(Items listed in a dataset)
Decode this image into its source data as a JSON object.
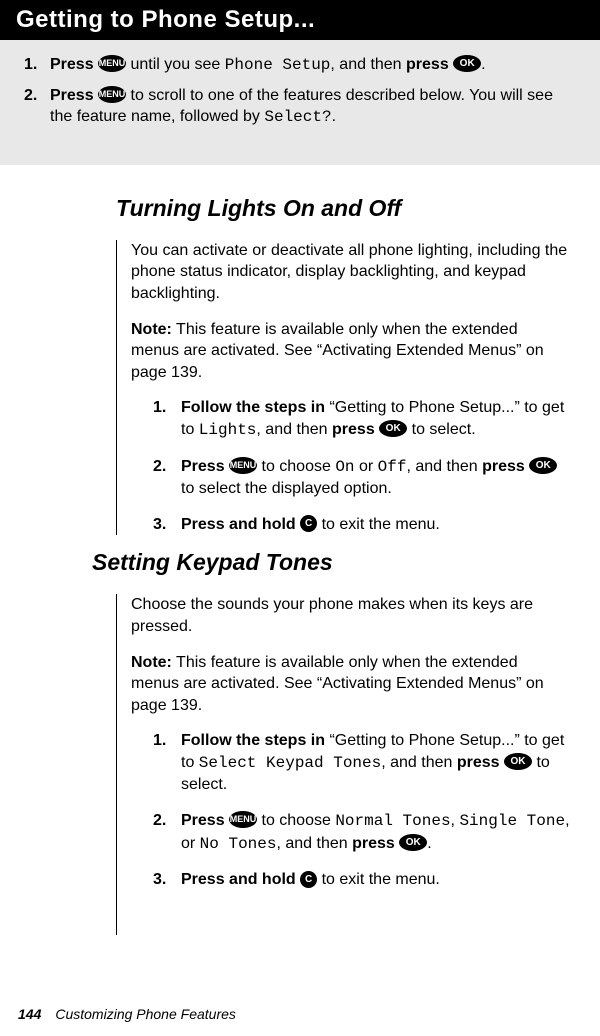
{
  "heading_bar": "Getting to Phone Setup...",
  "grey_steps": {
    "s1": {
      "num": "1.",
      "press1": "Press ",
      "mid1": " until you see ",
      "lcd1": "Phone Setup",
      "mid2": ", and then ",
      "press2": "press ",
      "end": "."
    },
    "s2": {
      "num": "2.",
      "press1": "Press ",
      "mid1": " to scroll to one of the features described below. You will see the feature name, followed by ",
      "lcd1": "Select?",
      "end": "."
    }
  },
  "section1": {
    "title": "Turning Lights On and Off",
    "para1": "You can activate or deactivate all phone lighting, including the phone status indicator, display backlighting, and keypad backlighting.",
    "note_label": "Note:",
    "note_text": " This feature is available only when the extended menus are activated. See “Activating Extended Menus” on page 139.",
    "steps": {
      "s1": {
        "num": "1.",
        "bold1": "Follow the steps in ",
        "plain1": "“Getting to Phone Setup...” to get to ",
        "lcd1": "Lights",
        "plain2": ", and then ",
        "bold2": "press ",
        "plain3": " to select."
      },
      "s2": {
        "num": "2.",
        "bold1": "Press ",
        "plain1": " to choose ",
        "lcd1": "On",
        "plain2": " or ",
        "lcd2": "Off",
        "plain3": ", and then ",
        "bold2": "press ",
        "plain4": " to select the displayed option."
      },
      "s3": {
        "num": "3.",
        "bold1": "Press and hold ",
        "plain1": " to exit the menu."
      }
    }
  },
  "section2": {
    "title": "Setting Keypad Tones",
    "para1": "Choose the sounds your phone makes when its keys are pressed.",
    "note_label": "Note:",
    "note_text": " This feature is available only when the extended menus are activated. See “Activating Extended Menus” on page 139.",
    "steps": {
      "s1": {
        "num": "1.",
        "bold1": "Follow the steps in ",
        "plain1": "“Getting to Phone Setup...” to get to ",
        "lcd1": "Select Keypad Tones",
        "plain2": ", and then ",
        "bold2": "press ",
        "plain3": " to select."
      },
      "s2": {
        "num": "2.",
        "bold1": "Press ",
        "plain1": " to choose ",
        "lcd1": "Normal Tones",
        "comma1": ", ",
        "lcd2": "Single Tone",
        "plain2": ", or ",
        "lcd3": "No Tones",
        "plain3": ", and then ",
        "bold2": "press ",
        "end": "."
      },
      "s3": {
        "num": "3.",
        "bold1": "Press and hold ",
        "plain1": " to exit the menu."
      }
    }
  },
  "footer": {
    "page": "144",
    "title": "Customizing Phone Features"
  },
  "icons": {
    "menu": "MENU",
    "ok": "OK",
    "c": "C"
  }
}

==

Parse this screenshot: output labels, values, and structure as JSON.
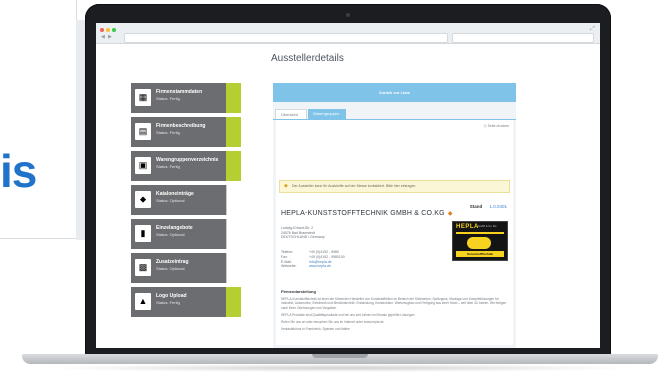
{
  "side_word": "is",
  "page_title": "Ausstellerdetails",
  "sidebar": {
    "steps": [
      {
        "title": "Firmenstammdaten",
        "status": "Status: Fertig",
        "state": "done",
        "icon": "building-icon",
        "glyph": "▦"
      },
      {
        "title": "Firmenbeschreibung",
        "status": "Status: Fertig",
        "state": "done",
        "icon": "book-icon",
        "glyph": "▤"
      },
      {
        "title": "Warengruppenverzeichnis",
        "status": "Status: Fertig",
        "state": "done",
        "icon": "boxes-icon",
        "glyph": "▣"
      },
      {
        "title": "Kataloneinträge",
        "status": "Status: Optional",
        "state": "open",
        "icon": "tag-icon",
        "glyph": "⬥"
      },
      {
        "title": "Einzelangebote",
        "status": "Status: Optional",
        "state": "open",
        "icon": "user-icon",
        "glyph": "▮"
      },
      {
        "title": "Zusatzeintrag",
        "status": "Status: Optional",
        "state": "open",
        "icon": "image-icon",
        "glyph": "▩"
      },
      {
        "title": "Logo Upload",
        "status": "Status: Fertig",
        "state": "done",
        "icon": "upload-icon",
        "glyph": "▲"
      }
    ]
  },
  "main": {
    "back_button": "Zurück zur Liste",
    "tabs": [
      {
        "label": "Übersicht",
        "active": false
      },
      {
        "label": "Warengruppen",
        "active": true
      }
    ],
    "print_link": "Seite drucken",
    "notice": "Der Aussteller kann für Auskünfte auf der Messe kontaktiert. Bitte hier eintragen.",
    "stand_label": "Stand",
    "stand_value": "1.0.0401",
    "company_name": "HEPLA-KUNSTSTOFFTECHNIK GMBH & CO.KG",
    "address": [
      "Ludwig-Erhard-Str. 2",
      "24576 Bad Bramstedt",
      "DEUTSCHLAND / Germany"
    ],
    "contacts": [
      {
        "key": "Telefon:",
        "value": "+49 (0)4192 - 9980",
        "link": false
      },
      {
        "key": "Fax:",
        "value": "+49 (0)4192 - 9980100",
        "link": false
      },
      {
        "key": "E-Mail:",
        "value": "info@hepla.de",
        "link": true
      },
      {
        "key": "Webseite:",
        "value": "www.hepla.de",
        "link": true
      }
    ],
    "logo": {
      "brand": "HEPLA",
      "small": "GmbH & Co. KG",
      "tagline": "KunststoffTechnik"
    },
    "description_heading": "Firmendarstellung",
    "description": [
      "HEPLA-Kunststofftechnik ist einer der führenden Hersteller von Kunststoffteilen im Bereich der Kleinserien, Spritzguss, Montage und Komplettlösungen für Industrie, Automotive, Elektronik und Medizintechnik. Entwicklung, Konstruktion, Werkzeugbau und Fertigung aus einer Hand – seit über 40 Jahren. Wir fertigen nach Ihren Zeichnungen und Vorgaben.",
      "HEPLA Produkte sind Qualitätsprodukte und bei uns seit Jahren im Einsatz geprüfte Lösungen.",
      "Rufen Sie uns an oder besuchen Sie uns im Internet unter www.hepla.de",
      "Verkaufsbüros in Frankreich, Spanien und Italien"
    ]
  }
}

---

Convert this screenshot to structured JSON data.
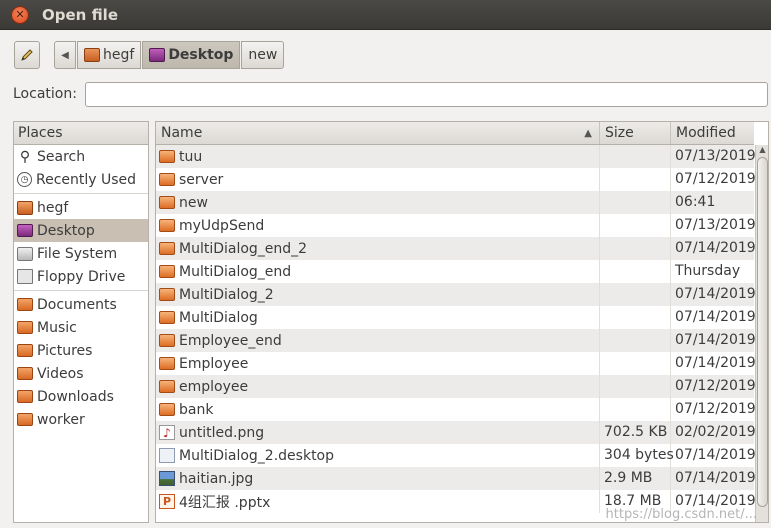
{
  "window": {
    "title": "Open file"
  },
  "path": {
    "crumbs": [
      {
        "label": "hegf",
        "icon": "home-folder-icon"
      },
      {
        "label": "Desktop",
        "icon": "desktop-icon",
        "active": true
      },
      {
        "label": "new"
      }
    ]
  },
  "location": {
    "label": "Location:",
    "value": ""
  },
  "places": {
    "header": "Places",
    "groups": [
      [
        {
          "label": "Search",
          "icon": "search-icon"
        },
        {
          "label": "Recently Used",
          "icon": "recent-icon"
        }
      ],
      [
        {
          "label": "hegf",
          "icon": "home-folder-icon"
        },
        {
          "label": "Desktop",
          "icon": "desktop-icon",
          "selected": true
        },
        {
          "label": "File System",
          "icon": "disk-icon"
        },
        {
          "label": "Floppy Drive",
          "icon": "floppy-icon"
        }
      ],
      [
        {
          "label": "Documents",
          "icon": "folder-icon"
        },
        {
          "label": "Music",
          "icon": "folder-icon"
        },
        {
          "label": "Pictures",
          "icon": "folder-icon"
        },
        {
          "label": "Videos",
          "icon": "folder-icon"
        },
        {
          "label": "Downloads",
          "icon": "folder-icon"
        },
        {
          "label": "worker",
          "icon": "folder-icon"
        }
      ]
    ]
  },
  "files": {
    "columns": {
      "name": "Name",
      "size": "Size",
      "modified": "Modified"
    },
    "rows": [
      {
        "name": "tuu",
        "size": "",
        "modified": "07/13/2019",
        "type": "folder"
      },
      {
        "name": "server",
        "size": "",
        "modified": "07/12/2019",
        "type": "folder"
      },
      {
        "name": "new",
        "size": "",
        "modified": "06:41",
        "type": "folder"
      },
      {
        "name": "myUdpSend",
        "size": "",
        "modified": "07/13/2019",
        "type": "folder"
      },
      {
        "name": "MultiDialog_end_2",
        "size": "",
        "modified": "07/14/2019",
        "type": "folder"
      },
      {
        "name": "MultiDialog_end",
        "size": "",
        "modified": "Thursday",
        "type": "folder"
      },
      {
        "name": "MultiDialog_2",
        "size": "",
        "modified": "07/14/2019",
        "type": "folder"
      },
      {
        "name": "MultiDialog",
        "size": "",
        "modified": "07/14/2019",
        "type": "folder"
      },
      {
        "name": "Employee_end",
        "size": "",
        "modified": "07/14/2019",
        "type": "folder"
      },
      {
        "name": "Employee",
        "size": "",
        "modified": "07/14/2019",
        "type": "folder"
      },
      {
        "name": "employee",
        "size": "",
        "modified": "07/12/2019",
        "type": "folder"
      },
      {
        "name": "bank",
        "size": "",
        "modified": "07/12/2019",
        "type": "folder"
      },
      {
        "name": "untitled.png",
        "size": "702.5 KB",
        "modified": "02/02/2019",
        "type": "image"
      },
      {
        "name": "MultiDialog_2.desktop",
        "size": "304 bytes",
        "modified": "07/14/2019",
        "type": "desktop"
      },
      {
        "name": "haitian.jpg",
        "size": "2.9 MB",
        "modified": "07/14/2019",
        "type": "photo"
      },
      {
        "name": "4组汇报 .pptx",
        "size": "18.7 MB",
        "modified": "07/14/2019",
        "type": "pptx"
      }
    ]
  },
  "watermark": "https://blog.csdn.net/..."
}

WRITTEN INSTRUCTION :: Identify and list each line with the word "Setup".

THE REPLY ::
  "heading_bar": "Getting to Phone Setup...",
      "lcd1": "Phone Setup",
        "plain1": "“Getting to Phone Setup...” to get to ",
        "plain1": "“Getting to Phone Setup...” to get to ",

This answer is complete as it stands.